:: SOURCE INFORMATION
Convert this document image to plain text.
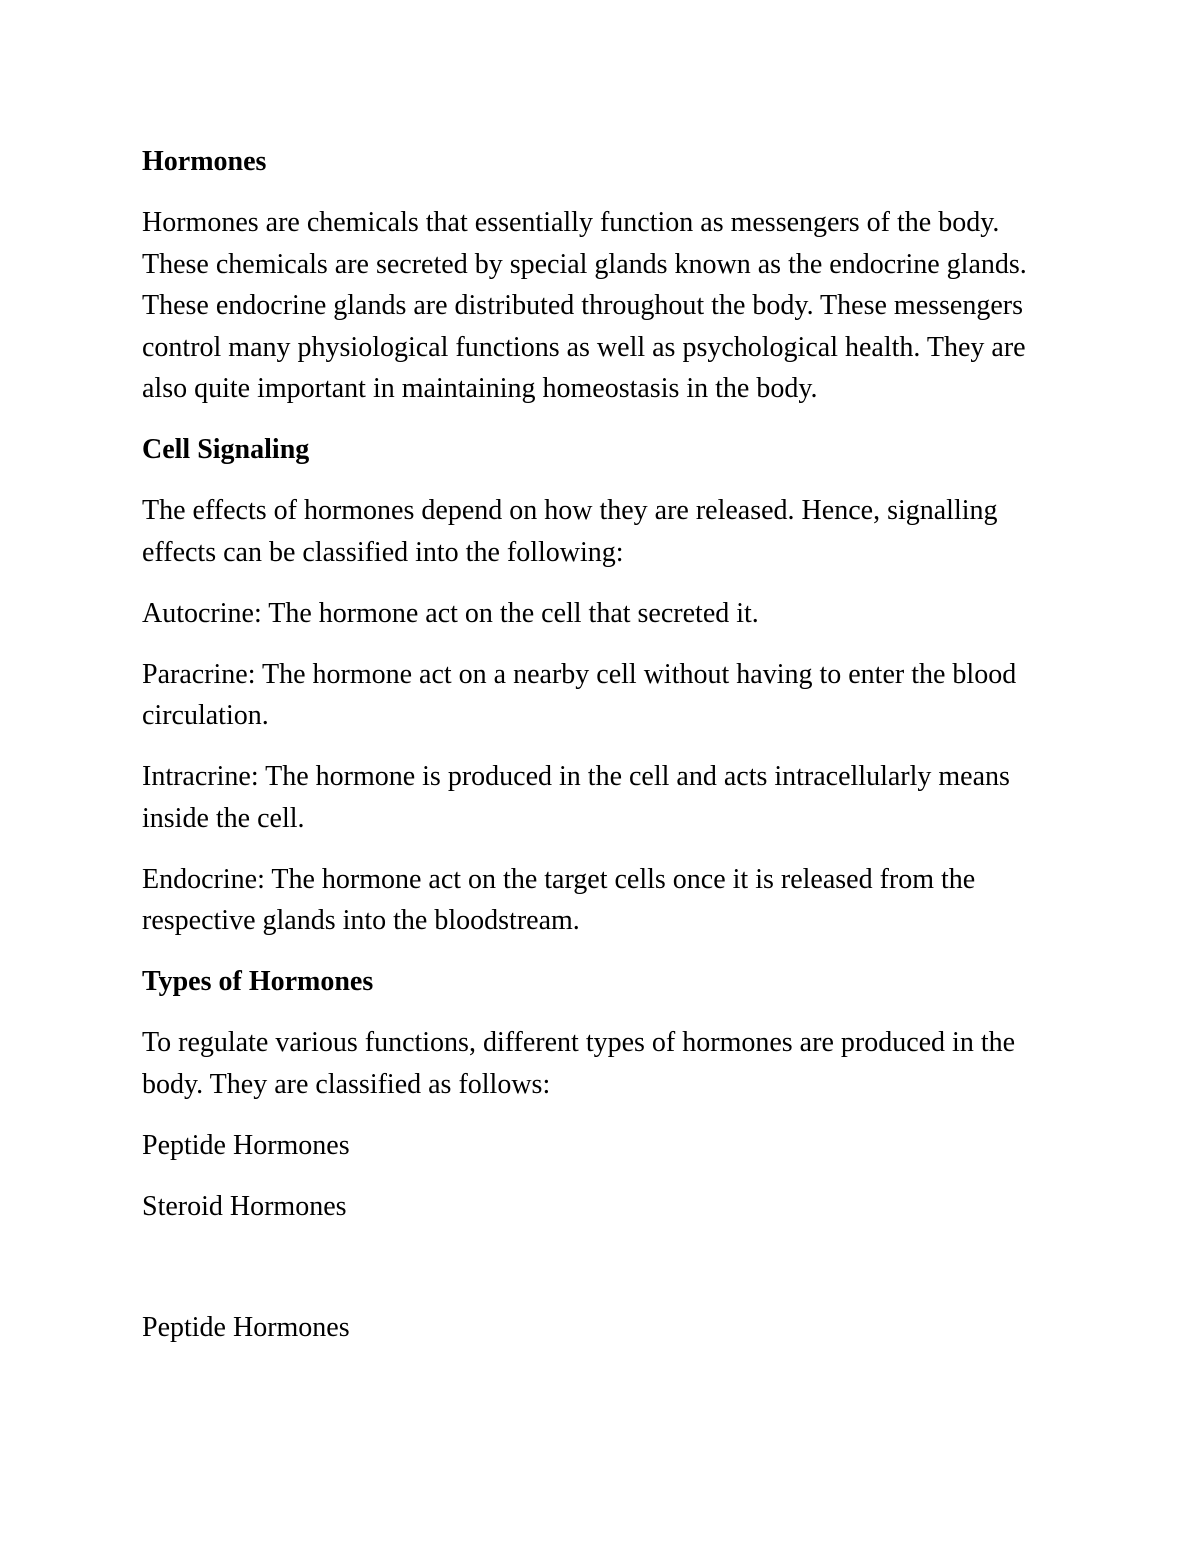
Hormones
Hormones are chemicals that essentially function as messengers of the body. These chemicals are secreted by special glands known as the endocrine glands. These endocrine glands are distributed throughout the body. These messengers control many physiological functions as well as psychological health. They are also quite important in maintaining homeostasis in the body.
Cell Signaling
The effects of hormones depend on how they are released. Hence, signalling effects can be classified into the following:
Autocrine: The hormone act on the cell that secreted it.
Paracrine: The hormone act on a nearby cell without having to enter the blood circulation.
Intracrine: The hormone is produced in the cell and acts intracellularly means inside the cell.
Endocrine: The hormone act on the target cells once it is released from the respective glands into the bloodstream.
Types of Hormones
To regulate various functions, different types of hormones are produced in the body. They are classified as follows:
Peptide Hormones
Steroid Hormones
Peptide Hormones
::::
ACTIVITY -> Each record above is to be restated exactly, with its pictures removed from the copy.

EXPECTED OUTPUT ->
Convert this document image to plain text.
Hormones
Hormones are chemicals that essentially function as messengers of the body. These chemicals are secreted by special glands known as the endocrine glands. These endocrine glands are distributed throughout the body. These messengers control many physiological functions as well as psychological health. They are also quite important in maintaining homeostasis in the body.
Cell Signaling
The effects of hormones depend on how they are released. Hence, signalling effects can be classified into the following:
Autocrine: The hormone act on the cell that secreted it.
Paracrine: The hormone act on a nearby cell without having to enter the blood circulation.
Intracrine: The hormone is produced in the cell and acts intracellularly means inside the cell.
Endocrine: The hormone act on the target cells once it is released from the respective glands into the bloodstream.
Types of Hormones
To regulate various functions, different types of hormones are produced in the body. They are classified as follows:
Peptide Hormones
Steroid Hormones
Peptide Hormones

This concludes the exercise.